Хотя дебютная книга стихов Владислава Фелициановича Ходасевича «Молодость» вышла еще в 1908 году, а в конце 1913 года он издал еще одну поэтическую книгу — «Счастливый домик», первое стихотворение из составленной мною подборки взято из третьей книги стихов Ходасевича. Именно здесь он из просто хорошего русского стихотворца, каких в эпоху 1900-х — 1910-х годов насчитывалось очень много, превратился в одного из лучших поэтов своего времени. Следующие четыре стихотворения из подборки были напечатаны в четвертой книге стихов Ходасевича «Тяжелая лира» (1922), а еще четыре — в его пятой, последней и отчаянной книге «Европейская ночь» (она печаталась только как составная часть собрания сочинений Ходасевича 1927 года). Чтобы не завершать подборку на безнадежно мрачной ноте, последнее, просветленное, хотя и грустное стихотворение я взял из числа тех, которые сам Ходасевич при жизни не публиковал. За, может быть, неуместную шутку-привет в конце моим друзьям, современным поэтам, прошу у всех читателей прощения.
0 из 0

1. Историософский образ зерна

ПУТЕМ ЗЕРНА


Проходит сеятель по ровным бороздам.
Отец его и дед по тем же шли путям.

Сверкает золотом в его руке зерно,
Но в землю черную оно упасть должно.

И там, где червь слепой прокладывает ход,
Оно в заветный срок умрет и прорастет.

Так и душа моя идет путем зерна:
Сойдя во мрак, умрет — и оживет она.

И ты, моя страна, и ты, ее народ,
Умрешь и оживешь, пройдя сквозь этот год, —

Затем, что мудрость нам единая дана:
Всему живущему идти путем зерна.

-------------------------

## Задания
#1 Перепишите без изменений часть фрагмента о Ходасевиче, начиная с «И там, где червь» и заканчивая «идти путем зерна.».
#2 Определите, согласуются ли с фрагментом о Ходасевиче утверждения (a) четыре стихотворения подборки взяты из пятой книги Ходасевича; (b) дебютная книга Ходасевича вышла в 1913 году; (c) последнее стихотворение подборки Ходасевич опубликовал при жизни. На каждое ответьте «да» или «нет» и приведите решающие слова фрагмента в точной цитате.
#3 Продолжите, пожалуйста, фрагмент о Ходасевиче после его последней строки.
Перечень к этому отношения не имеет.

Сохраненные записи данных

-------------------------

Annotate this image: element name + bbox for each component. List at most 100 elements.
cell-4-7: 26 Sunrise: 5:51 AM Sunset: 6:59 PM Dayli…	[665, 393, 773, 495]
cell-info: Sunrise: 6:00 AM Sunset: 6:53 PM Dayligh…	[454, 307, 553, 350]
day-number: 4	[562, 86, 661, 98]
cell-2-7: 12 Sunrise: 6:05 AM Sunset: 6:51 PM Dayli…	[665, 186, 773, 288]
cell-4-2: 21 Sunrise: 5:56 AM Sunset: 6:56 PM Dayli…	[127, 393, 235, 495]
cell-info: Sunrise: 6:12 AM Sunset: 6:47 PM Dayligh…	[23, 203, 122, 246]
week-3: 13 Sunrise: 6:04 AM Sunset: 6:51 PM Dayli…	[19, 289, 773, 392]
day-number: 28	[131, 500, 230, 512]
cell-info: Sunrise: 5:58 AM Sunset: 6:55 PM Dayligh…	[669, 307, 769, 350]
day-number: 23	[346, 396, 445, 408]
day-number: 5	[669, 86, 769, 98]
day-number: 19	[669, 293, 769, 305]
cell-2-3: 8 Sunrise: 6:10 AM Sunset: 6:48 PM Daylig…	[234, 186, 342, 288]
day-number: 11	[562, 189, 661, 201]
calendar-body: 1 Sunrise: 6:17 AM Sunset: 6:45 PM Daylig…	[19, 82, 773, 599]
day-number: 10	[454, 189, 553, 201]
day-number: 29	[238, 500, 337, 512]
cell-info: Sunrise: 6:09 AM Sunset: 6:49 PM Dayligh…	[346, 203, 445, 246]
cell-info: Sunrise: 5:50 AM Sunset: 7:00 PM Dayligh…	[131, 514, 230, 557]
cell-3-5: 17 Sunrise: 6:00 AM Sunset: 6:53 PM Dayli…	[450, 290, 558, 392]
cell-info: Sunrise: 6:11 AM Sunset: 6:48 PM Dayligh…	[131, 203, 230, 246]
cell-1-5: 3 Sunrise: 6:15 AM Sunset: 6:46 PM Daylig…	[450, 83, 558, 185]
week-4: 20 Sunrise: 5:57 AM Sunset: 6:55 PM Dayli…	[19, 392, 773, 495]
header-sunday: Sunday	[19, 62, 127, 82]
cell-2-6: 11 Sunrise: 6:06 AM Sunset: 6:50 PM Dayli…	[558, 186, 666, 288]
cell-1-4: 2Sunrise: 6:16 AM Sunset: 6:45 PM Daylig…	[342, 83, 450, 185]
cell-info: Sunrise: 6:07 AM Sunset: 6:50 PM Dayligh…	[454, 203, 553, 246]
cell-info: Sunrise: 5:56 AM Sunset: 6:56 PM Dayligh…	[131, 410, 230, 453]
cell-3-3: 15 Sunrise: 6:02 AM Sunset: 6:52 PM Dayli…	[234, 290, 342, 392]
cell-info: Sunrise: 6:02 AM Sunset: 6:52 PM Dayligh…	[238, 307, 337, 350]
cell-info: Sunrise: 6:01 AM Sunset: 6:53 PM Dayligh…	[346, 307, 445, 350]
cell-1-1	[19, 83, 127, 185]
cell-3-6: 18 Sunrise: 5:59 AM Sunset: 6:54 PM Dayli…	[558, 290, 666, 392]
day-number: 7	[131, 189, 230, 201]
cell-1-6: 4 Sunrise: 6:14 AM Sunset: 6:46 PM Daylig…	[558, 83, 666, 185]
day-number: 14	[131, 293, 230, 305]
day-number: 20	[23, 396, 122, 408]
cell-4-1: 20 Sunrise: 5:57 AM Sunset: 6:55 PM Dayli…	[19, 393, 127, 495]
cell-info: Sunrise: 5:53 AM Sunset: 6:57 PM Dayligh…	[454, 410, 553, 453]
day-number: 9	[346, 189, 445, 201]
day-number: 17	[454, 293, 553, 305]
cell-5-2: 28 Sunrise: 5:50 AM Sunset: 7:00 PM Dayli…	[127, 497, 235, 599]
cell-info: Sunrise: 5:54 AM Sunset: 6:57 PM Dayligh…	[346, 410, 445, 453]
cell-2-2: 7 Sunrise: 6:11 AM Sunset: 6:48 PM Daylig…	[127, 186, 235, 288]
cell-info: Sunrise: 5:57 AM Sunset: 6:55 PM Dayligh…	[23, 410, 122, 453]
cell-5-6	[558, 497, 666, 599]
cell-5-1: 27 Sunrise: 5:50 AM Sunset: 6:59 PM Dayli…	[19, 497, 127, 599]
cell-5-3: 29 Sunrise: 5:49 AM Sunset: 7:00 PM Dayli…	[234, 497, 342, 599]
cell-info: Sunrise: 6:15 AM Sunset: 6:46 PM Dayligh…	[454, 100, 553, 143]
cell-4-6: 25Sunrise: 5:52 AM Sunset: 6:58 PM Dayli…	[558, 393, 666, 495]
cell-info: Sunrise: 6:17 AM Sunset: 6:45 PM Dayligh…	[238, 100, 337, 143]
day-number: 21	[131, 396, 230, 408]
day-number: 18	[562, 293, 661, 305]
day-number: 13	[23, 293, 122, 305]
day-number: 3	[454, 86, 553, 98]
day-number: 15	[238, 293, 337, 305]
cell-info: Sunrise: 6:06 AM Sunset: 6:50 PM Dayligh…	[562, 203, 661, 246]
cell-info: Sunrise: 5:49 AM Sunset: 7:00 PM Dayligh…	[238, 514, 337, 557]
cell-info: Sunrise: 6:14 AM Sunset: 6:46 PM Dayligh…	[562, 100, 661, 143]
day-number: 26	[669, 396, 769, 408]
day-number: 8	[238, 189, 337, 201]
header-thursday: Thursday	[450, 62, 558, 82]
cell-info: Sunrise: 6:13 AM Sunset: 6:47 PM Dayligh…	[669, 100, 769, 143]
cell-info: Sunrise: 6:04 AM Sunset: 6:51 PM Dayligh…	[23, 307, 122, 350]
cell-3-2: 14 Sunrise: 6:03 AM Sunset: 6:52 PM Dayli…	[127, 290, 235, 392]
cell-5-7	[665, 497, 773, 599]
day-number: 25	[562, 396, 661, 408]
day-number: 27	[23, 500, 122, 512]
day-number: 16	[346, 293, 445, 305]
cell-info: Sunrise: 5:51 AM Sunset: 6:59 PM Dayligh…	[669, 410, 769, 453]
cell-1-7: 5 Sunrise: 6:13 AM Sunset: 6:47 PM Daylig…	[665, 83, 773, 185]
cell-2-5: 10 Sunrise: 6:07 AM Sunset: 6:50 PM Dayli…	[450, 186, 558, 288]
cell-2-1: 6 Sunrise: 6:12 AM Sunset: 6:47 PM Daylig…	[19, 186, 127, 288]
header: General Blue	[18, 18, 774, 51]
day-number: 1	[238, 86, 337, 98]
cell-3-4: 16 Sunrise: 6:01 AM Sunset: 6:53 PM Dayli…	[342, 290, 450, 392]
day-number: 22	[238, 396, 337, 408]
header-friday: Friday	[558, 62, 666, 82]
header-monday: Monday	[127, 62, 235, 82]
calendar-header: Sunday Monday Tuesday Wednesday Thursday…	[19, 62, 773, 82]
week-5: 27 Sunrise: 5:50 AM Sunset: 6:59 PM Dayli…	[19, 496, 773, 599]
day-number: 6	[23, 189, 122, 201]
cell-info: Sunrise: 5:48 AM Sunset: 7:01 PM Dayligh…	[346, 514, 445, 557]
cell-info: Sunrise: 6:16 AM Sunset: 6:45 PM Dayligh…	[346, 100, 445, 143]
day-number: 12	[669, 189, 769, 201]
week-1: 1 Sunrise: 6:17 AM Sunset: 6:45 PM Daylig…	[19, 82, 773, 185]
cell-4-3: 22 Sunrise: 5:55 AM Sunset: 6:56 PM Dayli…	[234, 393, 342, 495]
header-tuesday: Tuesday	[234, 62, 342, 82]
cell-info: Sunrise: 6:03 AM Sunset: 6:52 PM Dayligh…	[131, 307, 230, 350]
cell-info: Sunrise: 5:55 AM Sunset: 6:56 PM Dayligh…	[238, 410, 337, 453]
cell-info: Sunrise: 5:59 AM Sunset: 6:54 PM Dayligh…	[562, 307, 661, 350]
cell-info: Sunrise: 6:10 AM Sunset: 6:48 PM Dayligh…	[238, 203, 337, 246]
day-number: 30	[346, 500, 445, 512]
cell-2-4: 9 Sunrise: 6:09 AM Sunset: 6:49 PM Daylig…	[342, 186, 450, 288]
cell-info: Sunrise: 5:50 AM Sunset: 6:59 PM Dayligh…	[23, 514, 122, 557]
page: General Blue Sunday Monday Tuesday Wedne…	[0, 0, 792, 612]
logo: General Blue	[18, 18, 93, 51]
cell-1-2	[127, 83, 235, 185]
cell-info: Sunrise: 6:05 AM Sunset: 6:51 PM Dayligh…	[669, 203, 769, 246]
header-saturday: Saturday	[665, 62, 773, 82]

-------------------------

## Ответы по заданиям
#1
И там, где червь слепой прокладывает ход,
Оно в заветный срок умрет и прорастет.

Так и душа моя идет путем зерна:
Сойдя во мрак, умрет — и оживет она.

И ты, моя страна, и ты, ее народ,
Умрешь и оживешь, пройдя сквозь этот год, —

Затем, что мудрость нам единая дана:
Всему живущему идти путем зерна.

#2
(a) Да: «а еще четыре — в его пятой, последней и отчаянной книге».
(b) Нет: «вышла еще в 1908 году».
(c) Нет: «которые сам Ходасевич при жизни не публиковал».

#3
(23 декабря 1917)


Название стихотворения в итоге стало заглавием поэтической книги Ходасевича, впервые вышедшей в конце 1919 или в начале 1920 года. И это неудивительно. Стихотворение поражает простотой и совершенством композиции, скупостью и продуманностью использованных в нем средств и головокружительным соседством мельчайшего с космическим, лично автобиографического (исследователи даже находят анаграмму фамилии поэта в первой строке — «Проходит сеятель») с обобщенно историческим.

Первые три его двустишия — картинка, очень наглядно, почти натуралистически иллюстрирующая слова Христа: «Истинно, истинно говорю вам: если пшеничное зерно, падши в землю, не умрет, то останется одно; а если умрет, то принесет много плода» (Ин. 12: 24). Не потому ли вся эта картинка выполнена в две «иконописные» краски — золотую и черную? Важно обратить внимание на соотношение горизонтального движения сеятеля и червя в первых шести строках с вертикальным и направленным сначала вниз («упасть»), а потом вверх («прорастет») движением зерна.

В четвертом двустишии возникает личная тема — вертикальный путь зерна повторяет «моя» «душа». Она сначала вместе с телом, «сойдя во мрак, умрет», то есть, как и зерно, окажется в земле, а затем «оживет», то есть, «прорастет» вверх.

В пятом, историософском двустишии стихотворения путем зерна проходит народ родной «страны» поэта. В эти две строки сжата ни больше, ни меньше, как ходасевичевская концепция двух российских переворотов 1917 года. И концепция эта, в целом, оптимистическая: да, две революции привели к смерти страны и народа, но без этой смерти не было бы надежды на грядущее и скорое воскрешение России.

Последнее двустишие представляет собой строгий и логически продуманный вывод-обобщение из всего текста: зерну — душе — стране и народу, то есть — «всему живущему», предназначено совершить благотворный круговорот, сначала умереть, чтобы потом воскреснуть как это произошло со Спасителем. Обратим внимание и на закольцовывание стихотворения: его название слово в слово повторяется в его финале.          

2. Народ и его язык

            * * *

Не матерью, но тульскою крестьянкой
Еленой Кузиной я выкормлен. Она
Свивальники мне грела над лежанкой,
Крестила на ночь от дурного сна.

Она не знала сказок и не пела,
Зато всегда хранила для меня
В заветном сундуке, обитом жестью белой,
То пряник вяземский, то мятного коня.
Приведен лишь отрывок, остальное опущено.